Rows from a figure dataset:
-- Begin --

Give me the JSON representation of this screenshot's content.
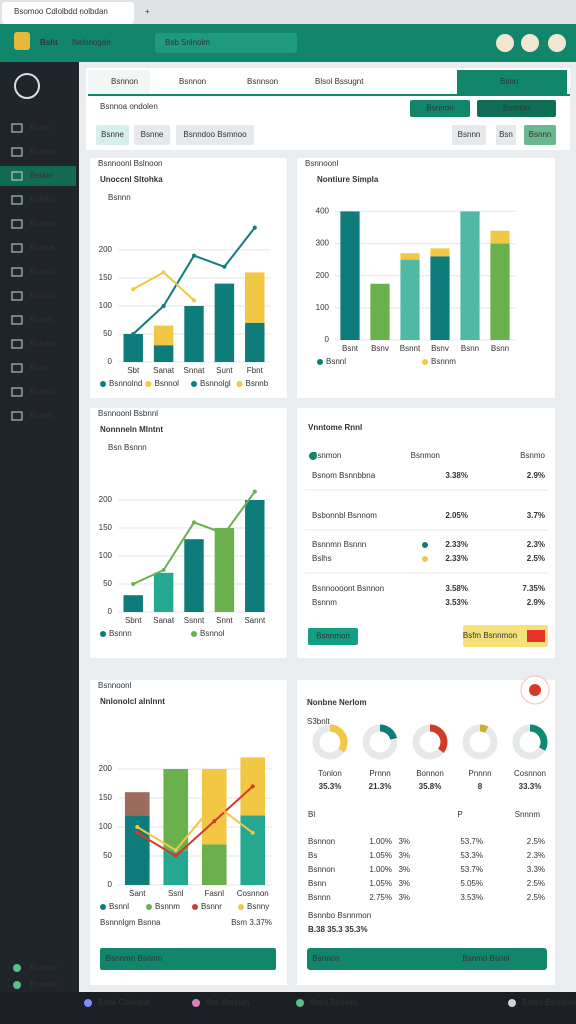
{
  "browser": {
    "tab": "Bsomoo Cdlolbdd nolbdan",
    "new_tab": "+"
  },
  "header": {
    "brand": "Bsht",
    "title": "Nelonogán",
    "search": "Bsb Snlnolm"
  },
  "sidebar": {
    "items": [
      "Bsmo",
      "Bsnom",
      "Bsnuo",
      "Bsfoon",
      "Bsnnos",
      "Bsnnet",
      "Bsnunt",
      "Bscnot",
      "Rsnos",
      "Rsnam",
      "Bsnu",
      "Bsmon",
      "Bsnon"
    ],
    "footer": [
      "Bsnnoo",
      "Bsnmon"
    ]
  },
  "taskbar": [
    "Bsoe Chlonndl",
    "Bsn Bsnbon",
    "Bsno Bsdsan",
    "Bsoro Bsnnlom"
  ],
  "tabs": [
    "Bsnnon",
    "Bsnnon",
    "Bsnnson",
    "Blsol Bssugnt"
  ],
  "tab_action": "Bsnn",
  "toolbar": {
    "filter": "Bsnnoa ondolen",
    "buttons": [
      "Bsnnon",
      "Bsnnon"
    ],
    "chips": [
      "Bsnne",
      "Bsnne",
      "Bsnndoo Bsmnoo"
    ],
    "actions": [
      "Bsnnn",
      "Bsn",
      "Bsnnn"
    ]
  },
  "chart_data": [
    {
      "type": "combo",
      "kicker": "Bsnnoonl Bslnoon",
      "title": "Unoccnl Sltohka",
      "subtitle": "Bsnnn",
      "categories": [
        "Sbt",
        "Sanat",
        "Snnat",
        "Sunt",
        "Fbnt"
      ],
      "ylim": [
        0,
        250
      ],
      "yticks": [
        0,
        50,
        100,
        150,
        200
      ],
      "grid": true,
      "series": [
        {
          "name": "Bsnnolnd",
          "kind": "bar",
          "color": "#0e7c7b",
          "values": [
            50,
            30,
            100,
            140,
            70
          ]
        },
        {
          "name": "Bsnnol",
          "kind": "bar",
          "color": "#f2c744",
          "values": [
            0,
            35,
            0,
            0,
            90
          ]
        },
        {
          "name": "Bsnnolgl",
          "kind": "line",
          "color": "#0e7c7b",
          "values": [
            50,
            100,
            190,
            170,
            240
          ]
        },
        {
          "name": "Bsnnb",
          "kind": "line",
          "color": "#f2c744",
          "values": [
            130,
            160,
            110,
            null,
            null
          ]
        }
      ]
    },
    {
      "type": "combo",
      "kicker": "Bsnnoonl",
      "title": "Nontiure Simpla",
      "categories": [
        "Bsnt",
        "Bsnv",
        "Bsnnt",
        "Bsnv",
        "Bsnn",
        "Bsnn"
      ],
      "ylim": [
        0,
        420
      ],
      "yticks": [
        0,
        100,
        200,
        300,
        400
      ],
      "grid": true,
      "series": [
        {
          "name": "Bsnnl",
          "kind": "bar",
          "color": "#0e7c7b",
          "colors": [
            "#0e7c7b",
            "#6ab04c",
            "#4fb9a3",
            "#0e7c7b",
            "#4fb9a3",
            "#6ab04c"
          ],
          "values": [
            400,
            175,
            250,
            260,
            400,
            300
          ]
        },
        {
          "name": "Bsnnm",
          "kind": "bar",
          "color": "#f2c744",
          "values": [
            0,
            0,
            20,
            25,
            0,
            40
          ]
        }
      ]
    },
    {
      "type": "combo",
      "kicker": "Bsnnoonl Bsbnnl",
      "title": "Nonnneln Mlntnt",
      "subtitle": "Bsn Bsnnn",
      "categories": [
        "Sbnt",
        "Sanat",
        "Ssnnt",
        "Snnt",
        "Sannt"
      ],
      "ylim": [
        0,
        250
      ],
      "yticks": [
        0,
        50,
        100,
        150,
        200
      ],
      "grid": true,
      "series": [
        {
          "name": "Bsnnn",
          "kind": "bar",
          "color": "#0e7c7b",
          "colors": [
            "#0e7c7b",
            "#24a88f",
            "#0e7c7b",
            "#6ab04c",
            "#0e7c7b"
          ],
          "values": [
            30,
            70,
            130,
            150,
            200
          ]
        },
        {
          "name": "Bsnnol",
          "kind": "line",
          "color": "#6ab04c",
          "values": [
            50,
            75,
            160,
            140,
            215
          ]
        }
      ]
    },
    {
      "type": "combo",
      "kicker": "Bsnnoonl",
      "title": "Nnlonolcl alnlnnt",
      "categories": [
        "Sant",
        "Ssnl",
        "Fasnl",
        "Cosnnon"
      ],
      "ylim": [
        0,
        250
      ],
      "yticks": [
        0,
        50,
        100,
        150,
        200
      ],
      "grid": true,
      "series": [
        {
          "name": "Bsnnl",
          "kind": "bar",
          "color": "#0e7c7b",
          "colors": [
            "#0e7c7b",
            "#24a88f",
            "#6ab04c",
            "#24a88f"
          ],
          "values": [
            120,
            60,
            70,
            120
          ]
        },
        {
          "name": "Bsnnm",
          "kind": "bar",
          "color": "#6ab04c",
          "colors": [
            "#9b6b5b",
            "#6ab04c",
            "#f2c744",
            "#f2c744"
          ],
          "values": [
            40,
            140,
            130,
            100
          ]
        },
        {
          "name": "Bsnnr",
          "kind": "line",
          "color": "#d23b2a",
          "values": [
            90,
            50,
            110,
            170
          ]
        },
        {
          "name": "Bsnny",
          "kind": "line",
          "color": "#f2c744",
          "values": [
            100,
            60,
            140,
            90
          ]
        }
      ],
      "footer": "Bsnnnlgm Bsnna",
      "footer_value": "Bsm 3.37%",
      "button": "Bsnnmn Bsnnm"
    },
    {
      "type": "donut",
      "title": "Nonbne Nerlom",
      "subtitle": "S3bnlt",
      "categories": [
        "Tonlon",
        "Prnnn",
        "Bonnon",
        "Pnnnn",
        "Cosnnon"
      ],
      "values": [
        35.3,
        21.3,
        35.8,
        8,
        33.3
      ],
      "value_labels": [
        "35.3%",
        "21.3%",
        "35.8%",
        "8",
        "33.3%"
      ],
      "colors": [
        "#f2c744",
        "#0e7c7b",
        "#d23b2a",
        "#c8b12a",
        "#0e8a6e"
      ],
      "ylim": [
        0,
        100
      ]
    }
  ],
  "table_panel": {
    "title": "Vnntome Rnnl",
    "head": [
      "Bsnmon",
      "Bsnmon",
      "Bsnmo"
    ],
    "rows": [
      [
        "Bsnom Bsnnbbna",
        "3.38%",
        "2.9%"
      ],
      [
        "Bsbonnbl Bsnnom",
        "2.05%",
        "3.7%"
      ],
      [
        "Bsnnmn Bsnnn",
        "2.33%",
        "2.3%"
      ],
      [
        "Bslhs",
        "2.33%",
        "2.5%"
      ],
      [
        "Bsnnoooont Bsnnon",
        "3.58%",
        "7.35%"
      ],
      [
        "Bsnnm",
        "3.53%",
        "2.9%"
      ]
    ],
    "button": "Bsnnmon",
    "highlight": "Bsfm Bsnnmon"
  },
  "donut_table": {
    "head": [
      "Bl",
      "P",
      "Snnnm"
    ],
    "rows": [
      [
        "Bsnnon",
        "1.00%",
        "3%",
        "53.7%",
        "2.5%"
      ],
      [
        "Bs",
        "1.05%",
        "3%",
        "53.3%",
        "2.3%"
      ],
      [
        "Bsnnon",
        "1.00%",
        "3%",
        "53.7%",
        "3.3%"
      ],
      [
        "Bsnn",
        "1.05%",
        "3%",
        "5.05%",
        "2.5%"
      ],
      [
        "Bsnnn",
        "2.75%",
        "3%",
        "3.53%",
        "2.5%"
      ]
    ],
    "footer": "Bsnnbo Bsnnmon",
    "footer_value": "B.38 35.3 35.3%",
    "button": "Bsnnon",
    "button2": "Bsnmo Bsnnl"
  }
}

-- End --

- _WORK REQUIRED_
Working from the lines above, reproduce the material exactly and exclude its pictures.

- _EXERCISE SOLUTION_
Give me the JSON representation of this screenshot's content.
{
  "browser": {
    "tab": "Bsomoo Cdlolbdd nolbdan",
    "new_tab": "+"
  },
  "header": {
    "brand": "Bsht",
    "title": "Nelonogán",
    "search": "Bsb Snlnolm"
  },
  "sidebar": {
    "items": [
      "Bsmo",
      "Bsnom",
      "Bsnuo",
      "Bsfoon",
      "Bsnnos",
      "Bsnnet",
      "Bsnunt",
      "Bscnot",
      "Rsnos",
      "Rsnam",
      "Bsnu",
      "Bsmon",
      "Bsnon"
    ],
    "footer": [
      "Bsnnoo",
      "Bsnmon"
    ]
  },
  "taskbar": [
    "Bsoe Chlonndl",
    "Bsn Bsnbon",
    "Bsno Bsdsan",
    "Bsoro Bsnnlom"
  ],
  "tabs": [
    "Bsnnon",
    "Bsnnon",
    "Bsnnson",
    "Blsol Bssugnt"
  ],
  "tab_action": "Bsnn",
  "toolbar": {
    "filter": "Bsnnoa ondolen",
    "buttons": [
      "Bsnnon",
      "Bsnnon"
    ],
    "chips": [
      "Bsnne",
      "Bsnne",
      "Bsnndoo Bsmnoo"
    ],
    "actions": [
      "Bsnnn",
      "Bsn",
      "Bsnnn"
    ]
  },
  "chart_data": [
    {
      "type": "combo",
      "kicker": "Bsnnoonl Bslnoon",
      "title": "Unoccnl Sltohka",
      "subtitle": "Bsnnn",
      "categories": [
        "Sbt",
        "Sanat",
        "Snnat",
        "Sunt",
        "Fbnt"
      ],
      "ylim": [
        0,
        250
      ],
      "yticks": [
        0,
        50,
        100,
        150,
        200
      ],
      "grid": true,
      "series": [
        {
          "name": "Bsnnolnd",
          "kind": "bar",
          "color": "#0e7c7b",
          "values": [
            50,
            30,
            100,
            140,
            70
          ]
        },
        {
          "name": "Bsnnol",
          "kind": "bar",
          "color": "#f2c744",
          "values": [
            0,
            35,
            0,
            0,
            90
          ]
        },
        {
          "name": "Bsnnolgl",
          "kind": "line",
          "color": "#0e7c7b",
          "values": [
            50,
            100,
            190,
            170,
            240
          ]
        },
        {
          "name": "Bsnnb",
          "kind": "line",
          "color": "#f2c744",
          "values": [
            130,
            160,
            110,
            null,
            null
          ]
        }
      ]
    },
    {
      "type": "combo",
      "kicker": "Bsnnoonl",
      "title": "Nontiure Simpla",
      "categories": [
        "Bsnt",
        "Bsnv",
        "Bsnnt",
        "Bsnv",
        "Bsnn",
        "Bsnn"
      ],
      "ylim": [
        0,
        420
      ],
      "yticks": [
        0,
        100,
        200,
        300,
        400
      ],
      "grid": true,
      "series": [
        {
          "name": "Bsnnl",
          "kind": "bar",
          "color": "#0e7c7b",
          "colors": [
            "#0e7c7b",
            "#6ab04c",
            "#4fb9a3",
            "#0e7c7b",
            "#4fb9a3",
            "#6ab04c"
          ],
          "values": [
            400,
            175,
            250,
            260,
            400,
            300
          ]
        },
        {
          "name": "Bsnnm",
          "kind": "bar",
          "color": "#f2c744",
          "values": [
            0,
            0,
            20,
            25,
            0,
            40
          ]
        }
      ]
    },
    {
      "type": "combo",
      "kicker": "Bsnnoonl Bsbnnl",
      "title": "Nonnneln Mlntnt",
      "subtitle": "Bsn Bsnnn",
      "categories": [
        "Sbnt",
        "Sanat",
        "Ssnnt",
        "Snnt",
        "Sannt"
      ],
      "ylim": [
        0,
        250
      ],
      "yticks": [
        0,
        50,
        100,
        150,
        200
      ],
      "grid": true,
      "series": [
        {
          "name": "Bsnnn",
          "kind": "bar",
          "color": "#0e7c7b",
          "colors": [
            "#0e7c7b",
            "#24a88f",
            "#0e7c7b",
            "#6ab04c",
            "#0e7c7b"
          ],
          "values": [
            30,
            70,
            130,
            150,
            200
          ]
        },
        {
          "name": "Bsnnol",
          "kind": "line",
          "color": "#6ab04c",
          "values": [
            50,
            75,
            160,
            140,
            215
          ]
        }
      ]
    },
    {
      "type": "combo",
      "kicker": "Bsnnoonl",
      "title": "Nnlonolcl alnlnnt",
      "categories": [
        "Sant",
        "Ssnl",
        "Fasnl",
        "Cosnnon"
      ],
      "ylim": [
        0,
        250
      ],
      "yticks": [
        0,
        50,
        100,
        150,
        200
      ],
      "grid": true,
      "series": [
        {
          "name": "Bsnnl",
          "kind": "bar",
          "color": "#0e7c7b",
          "colors": [
            "#0e7c7b",
            "#24a88f",
            "#6ab04c",
            "#24a88f"
          ],
          "values": [
            120,
            60,
            70,
            120
          ]
        },
        {
          "name": "Bsnnm",
          "kind": "bar",
          "color": "#6ab04c",
          "colors": [
            "#9b6b5b",
            "#6ab04c",
            "#f2c744",
            "#f2c744"
          ],
          "values": [
            40,
            140,
            130,
            100
          ]
        },
        {
          "name": "Bsnnr",
          "kind": "line",
          "color": "#d23b2a",
          "values": [
            90,
            50,
            110,
            170
          ]
        },
        {
          "name": "Bsnny",
          "kind": "line",
          "color": "#f2c744",
          "values": [
            100,
            60,
            140,
            90
          ]
        }
      ],
      "footer": "Bsnnnlgm Bsnna",
      "footer_value": "Bsm 3.37%",
      "button": "Bsnnmn Bsnnm"
    },
    {
      "type": "donut",
      "title": "Nonbne Nerlom",
      "subtitle": "S3bnlt",
      "categories": [
        "Tonlon",
        "Prnnn",
        "Bonnon",
        "Pnnnn",
        "Cosnnon"
      ],
      "values": [
        35.3,
        21.3,
        35.8,
        8,
        33.3
      ],
      "value_labels": [
        "35.3%",
        "21.3%",
        "35.8%",
        "8",
        "33.3%"
      ],
      "colors": [
        "#f2c744",
        "#0e7c7b",
        "#d23b2a",
        "#c8b12a",
        "#0e8a6e"
      ],
      "ylim": [
        0,
        100
      ]
    }
  ],
  "table_panel": {
    "title": "Vnntome Rnnl",
    "head": [
      "Bsnmon",
      "Bsnmon",
      "Bsnmo"
    ],
    "rows": [
      [
        "Bsnom Bsnnbbna",
        "3.38%",
        "2.9%"
      ],
      [
        "Bsbonnbl Bsnnom",
        "2.05%",
        "3.7%"
      ],
      [
        "Bsnnmn Bsnnn",
        "2.33%",
        "2.3%"
      ],
      [
        "Bslhs",
        "2.33%",
        "2.5%"
      ],
      [
        "Bsnnoooont Bsnnon",
        "3.58%",
        "7.35%"
      ],
      [
        "Bsnnm",
        "3.53%",
        "2.9%"
      ]
    ],
    "button": "Bsnnmon",
    "highlight": "Bsfm Bsnnmon"
  },
  "donut_table": {
    "head": [
      "Bl",
      "P",
      "Snnnm"
    ],
    "rows": [
      [
        "Bsnnon",
        "1.00%",
        "3%",
        "53.7%",
        "2.5%"
      ],
      [
        "Bs",
        "1.05%",
        "3%",
        "53.3%",
        "2.3%"
      ],
      [
        "Bsnnon",
        "1.00%",
        "3%",
        "53.7%",
        "3.3%"
      ],
      [
        "Bsnn",
        "1.05%",
        "3%",
        "5.05%",
        "2.5%"
      ],
      [
        "Bsnnn",
        "2.75%",
        "3%",
        "3.53%",
        "2.5%"
      ]
    ],
    "footer": "Bsnnbo Bsnnmon",
    "footer_value": "B.38 35.3 35.3%",
    "button": "Bsnnon",
    "button2": "Bsnmo Bsnnl"
  }
}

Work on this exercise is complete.